_What to produce_.
Continue the earnings call transcript below, picking up right after its last sentence.

───── Provided passage

Non-GAAP net interest expense is expected to be approximately $5.6 million and our non-GAAP tax rate could be approximately 26%. Given these assumptions, first quarter non-GAAP net earnings could range from $50.7 million to $63.8 million or $0.93 to $1.17 per share.
In the first quarter, amortization of intangible assets is expected to be approximately $12 million. Integration-related costs are expected to be $2.9 million, and GAAP net interest expenses roughly be approximately $6.6 million.
GAAP net income expected to range from $39.2 million to $52.5 million or $0.72 to $0.96 per share or approximately 55 million shares outstanding. This concludes the prepared remarks and we’ll now open the call for questions..
Thank you, sir. [Operator Instructions] Our first question will come from the line of Dick Ryan with Dougherty. Please go ahead. .
Great. Thank you. Congratulations on a great quarter guys.
Hey, Jerry, can you give us a sense of Q1 expectations on the semi and the non-semi side? What are you expecting? And maybe just a little further out, non-semi expectations, is there any visibility, better visibility you get on that side of the business versus semi, so that if you are looking full year if semi is maybe a little biased first half over second half? How do you think non-semi comparison?.

──────────
───── Data

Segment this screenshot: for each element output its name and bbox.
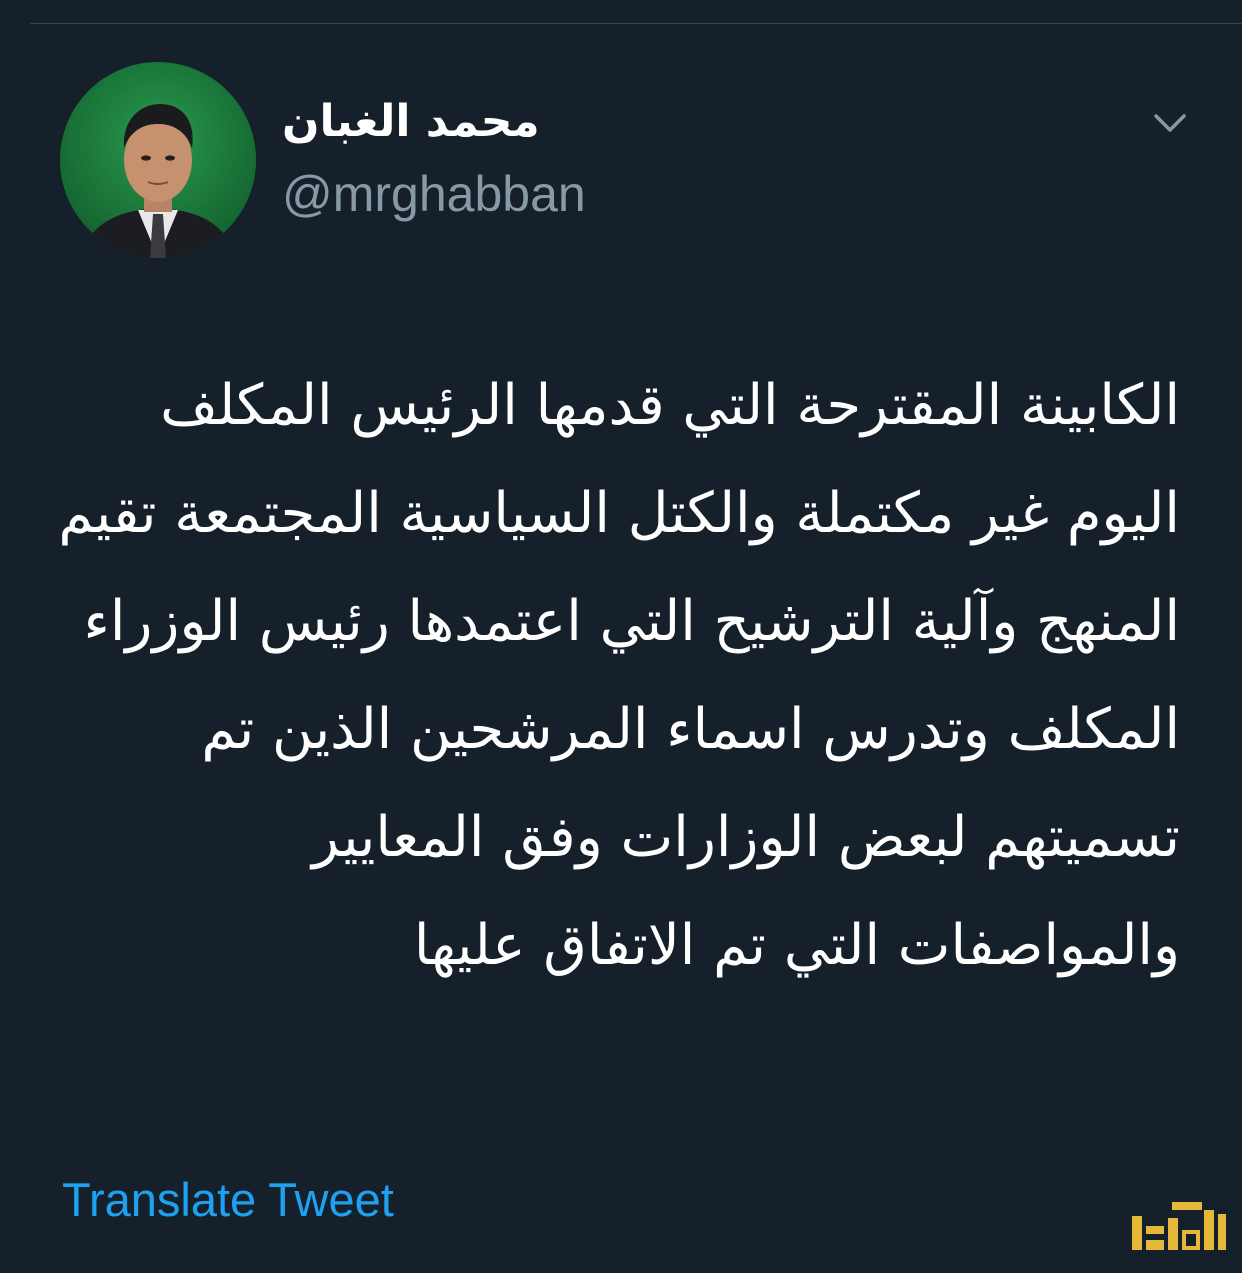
display-name-text[interactable]: محمد الغبان bbox=[282, 90, 540, 154]
avatar-image bbox=[60, 62, 256, 258]
tweet-text: الكابينة المقترحة التي قدمها الرئيس المك… bbox=[58, 373, 1180, 978]
watermark-logo bbox=[1128, 1196, 1230, 1254]
display-name[interactable]: محمد الغبان bbox=[282, 90, 882, 154]
top-divider bbox=[30, 23, 1242, 24]
chevron-down-icon[interactable] bbox=[1150, 108, 1190, 140]
user-handle[interactable]: @mrghabban bbox=[282, 164, 586, 224]
translate-tweet-link[interactable]: Translate Tweet bbox=[62, 1170, 394, 1230]
avatar[interactable] bbox=[60, 62, 256, 258]
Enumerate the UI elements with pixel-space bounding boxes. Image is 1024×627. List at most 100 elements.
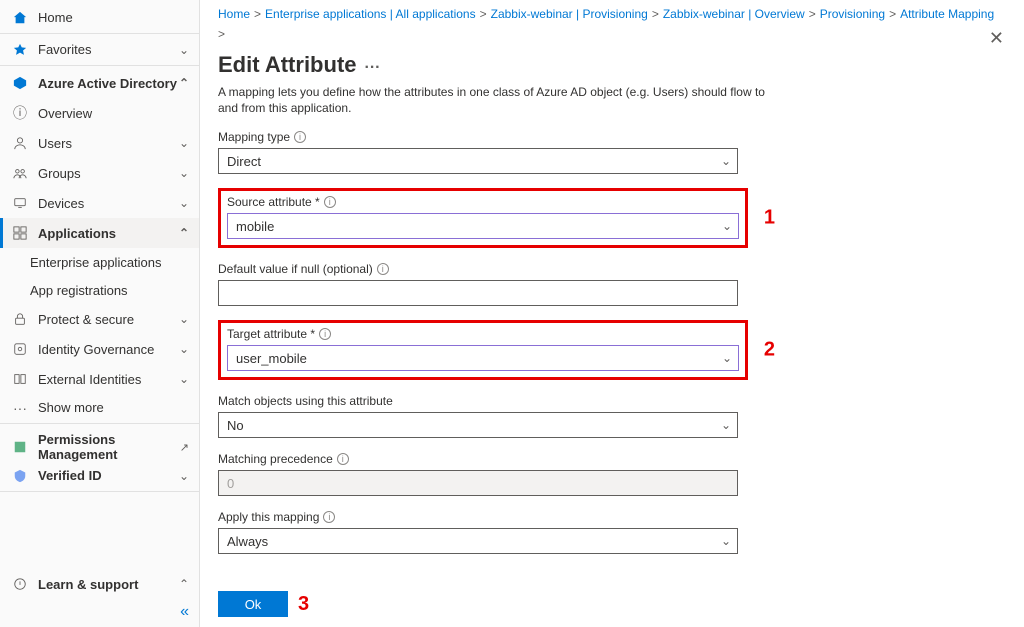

──────────

_Response to the exercise_.
Okay, that’s a multiple. .
Yes..
Anyway, first of all, I think the semiconductor business is still strong and if you look at our guidance, it shows that we continue to see good faith in that business.
And one of the things I look at beyond all the pundits is really what the projections are for wafer fab equipment spending and I see this year could – 2016 finished off maybe 3 – 33.5, 2017, 35 perhaps on the 4.5% increase, 2018, again, projected maybe 4% increase.
There is a prospect of the 20 fabs in China going up between now and 2020 and their total of 62 fabs, 55 volume and 7 pilot fabs going up between now and 2020 and mix of foundry, memory and LED, MEMS and logic.
So, and again, our strengthening of what looks like DRAM spending, and for us with a lot of our strength of our Korean OEMs, now that are involved in supporting DRAM spending in Korea, that also looks pretty good for us. Our customers have tested our capacity to make sure that we are well positioned going forward.
So I am not really concerned about the second half of the year, I know some people have said, maybe it might drop a bit, but we’ll see. I’ve been in this business long time so I can put on the gas on the brake and right now I've got more on the gas than the brake. We are proud of our non-semi business.
We are now essentially a 50-50 business and so if anybody has some concern for the semi side then MKS is a nice place to be, because of the balance that we have in our business. And non-semi is more of a methodical business than it is in semi.
It’s a much a different market life and health science, our research, industrial and with the acquisition of Newport, it gives us so many more additional opportunities.
So I think it’s a steady business and we looked at, we’ve talked during our different presentations that the average growth rate for MKS for the next five years, if you look at all the markets combined will be about 6% or so. Some higher than others.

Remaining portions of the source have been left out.